Collection entries:
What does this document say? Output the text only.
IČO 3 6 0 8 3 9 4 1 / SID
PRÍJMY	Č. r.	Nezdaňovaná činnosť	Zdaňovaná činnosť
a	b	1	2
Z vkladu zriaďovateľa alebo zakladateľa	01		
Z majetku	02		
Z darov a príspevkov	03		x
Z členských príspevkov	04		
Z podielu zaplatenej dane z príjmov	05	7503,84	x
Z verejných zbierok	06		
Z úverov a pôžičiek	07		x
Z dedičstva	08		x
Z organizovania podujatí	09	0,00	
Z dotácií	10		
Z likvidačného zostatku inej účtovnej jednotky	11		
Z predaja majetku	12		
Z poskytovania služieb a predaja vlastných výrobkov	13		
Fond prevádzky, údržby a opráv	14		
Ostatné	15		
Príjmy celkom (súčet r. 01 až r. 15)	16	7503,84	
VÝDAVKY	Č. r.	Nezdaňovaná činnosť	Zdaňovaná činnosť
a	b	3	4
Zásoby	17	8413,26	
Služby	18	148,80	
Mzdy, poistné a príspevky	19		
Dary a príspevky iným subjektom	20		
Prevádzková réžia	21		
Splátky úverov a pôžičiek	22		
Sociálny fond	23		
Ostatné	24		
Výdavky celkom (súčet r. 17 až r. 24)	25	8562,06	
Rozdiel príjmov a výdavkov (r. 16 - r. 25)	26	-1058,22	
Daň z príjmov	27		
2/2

### Challenge
Reproduce the entries above in full, verbatim.

### Answer to this task
What does this document say? Output the text only.
IČO 3 6 0 8 3 9 4 1 / SID
PRÍJMY	Č. r.	Nezdaňovaná činnosť	Zdaňovaná činnosť
a	b	1	2
Z vkladu zriaďovateľa alebo zakladateľa	01		
Z majetku	02		
Z darov a príspevkov	03		x
Z členských príspevkov	04		
Z podielu zaplatenej dane z príjmov	05	7503,84	x
Z verejných zbierok	06		
Z úverov a pôžičiek	07		x
Z dedičstva	08		x
Z organizovania podujatí	09	0,00	
Z dotácií	10		
Z likvidačného zostatku inej účtovnej jednotky	11		
Z predaja majetku	12		
Z poskytovania služieb a predaja vlastných výrobkov	13		
Fond prevádzky, údržby a opráv	14		
Ostatné	15		
Príjmy celkom (súčet r. 01 až r. 15)	16	7503,84	
VÝDAVKY	Č. r.	Nezdaňovaná činnosť	Zdaňovaná činnosť
a	b	3	4
Zásoby	17	8413,26	
Služby	18	148,80	
Mzdy, poistné a príspevky	19		
Dary a príspevky iným subjektom	20		
Prevádzková réžia	21		
Splátky úverov a pôžičiek	22		
Sociálny fond	23		
Ostatné	24		
Výdavky celkom (súčet r. 17 až r. 24)	25	8562,06	
Rozdiel príjmov a výdavkov (r. 16 - r. 25)	26	-1058,22	
Daň z príjmov	27		
2/2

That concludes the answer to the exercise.